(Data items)
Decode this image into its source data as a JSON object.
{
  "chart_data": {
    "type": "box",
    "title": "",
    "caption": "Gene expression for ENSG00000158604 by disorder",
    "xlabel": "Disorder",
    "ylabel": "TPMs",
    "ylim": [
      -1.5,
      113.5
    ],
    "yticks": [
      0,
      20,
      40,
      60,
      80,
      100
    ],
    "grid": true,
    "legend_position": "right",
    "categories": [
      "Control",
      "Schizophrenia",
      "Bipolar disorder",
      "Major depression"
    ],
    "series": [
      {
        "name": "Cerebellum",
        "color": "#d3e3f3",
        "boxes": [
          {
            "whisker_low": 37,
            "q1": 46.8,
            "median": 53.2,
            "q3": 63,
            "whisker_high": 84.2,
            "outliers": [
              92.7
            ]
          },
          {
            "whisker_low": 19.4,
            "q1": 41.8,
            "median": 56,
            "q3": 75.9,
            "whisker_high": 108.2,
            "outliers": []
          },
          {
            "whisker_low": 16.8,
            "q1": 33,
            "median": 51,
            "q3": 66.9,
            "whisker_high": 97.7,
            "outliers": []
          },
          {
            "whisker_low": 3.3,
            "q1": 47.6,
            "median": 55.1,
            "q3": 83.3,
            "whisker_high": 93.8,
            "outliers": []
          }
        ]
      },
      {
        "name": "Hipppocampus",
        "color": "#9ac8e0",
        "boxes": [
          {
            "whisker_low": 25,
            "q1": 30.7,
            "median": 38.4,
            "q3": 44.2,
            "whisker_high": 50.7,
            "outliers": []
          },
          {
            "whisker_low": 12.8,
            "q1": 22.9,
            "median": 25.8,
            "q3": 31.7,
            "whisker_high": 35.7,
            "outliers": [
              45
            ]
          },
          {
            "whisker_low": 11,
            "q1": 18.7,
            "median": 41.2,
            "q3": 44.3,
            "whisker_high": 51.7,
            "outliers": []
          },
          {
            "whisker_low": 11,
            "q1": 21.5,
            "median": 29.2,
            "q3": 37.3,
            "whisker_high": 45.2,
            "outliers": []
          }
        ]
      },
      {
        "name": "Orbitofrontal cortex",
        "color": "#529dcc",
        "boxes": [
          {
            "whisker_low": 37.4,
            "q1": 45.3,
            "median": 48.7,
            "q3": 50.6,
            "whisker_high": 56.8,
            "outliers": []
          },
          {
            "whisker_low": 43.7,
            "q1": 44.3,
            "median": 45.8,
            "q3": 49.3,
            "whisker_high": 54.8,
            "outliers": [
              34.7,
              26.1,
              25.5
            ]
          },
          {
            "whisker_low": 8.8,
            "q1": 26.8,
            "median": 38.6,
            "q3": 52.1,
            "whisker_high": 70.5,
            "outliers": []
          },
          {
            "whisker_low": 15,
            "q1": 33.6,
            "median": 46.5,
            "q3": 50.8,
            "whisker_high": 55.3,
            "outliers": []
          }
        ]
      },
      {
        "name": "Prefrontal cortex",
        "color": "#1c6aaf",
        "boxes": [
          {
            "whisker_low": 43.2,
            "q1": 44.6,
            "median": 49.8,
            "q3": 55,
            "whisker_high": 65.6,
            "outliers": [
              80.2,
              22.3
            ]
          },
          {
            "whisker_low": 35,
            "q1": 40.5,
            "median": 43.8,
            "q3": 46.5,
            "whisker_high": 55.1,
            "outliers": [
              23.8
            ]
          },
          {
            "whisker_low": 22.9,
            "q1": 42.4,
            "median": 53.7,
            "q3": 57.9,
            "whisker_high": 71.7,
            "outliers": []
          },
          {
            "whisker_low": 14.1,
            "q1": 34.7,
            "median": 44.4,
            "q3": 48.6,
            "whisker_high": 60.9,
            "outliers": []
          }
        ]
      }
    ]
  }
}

Job: In the entries above, how many lines hold the word "cortex"? State the number and nothing else.

Answer below: 2